--- Begin ---
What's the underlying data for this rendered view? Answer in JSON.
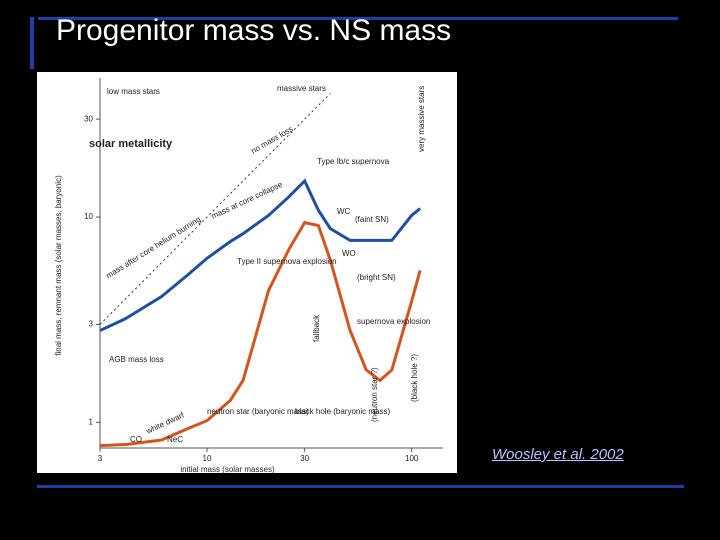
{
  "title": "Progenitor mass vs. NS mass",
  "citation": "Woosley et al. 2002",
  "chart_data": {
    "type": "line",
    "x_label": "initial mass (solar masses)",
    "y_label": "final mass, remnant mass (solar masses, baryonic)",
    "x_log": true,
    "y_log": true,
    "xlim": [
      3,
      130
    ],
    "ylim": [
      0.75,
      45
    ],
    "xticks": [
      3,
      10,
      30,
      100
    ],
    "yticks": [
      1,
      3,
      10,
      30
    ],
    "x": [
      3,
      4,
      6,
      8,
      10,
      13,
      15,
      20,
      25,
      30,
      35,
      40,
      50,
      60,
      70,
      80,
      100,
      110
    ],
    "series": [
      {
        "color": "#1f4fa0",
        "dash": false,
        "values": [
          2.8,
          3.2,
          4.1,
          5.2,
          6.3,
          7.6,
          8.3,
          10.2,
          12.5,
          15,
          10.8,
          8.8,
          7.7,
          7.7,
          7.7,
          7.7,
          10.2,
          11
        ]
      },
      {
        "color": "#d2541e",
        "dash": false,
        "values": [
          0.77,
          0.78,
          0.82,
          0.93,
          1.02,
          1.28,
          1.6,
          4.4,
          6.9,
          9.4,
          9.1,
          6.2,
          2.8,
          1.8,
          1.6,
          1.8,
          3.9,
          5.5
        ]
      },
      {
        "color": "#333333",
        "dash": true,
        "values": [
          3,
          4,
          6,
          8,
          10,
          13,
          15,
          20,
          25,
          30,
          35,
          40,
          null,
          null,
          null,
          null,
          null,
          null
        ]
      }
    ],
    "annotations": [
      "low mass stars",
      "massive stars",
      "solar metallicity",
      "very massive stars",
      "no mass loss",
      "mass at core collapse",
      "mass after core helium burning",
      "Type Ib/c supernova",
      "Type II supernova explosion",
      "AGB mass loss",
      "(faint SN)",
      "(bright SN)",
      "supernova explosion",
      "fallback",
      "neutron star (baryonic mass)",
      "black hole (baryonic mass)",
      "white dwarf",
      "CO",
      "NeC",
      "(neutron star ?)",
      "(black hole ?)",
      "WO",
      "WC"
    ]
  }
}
--- End ---
What this task involves |
In the listing, find all lines with the string "stars" and copy them.

Answer to the exercise |
      "low mass stars",
      "massive stars",
      "very massive stars",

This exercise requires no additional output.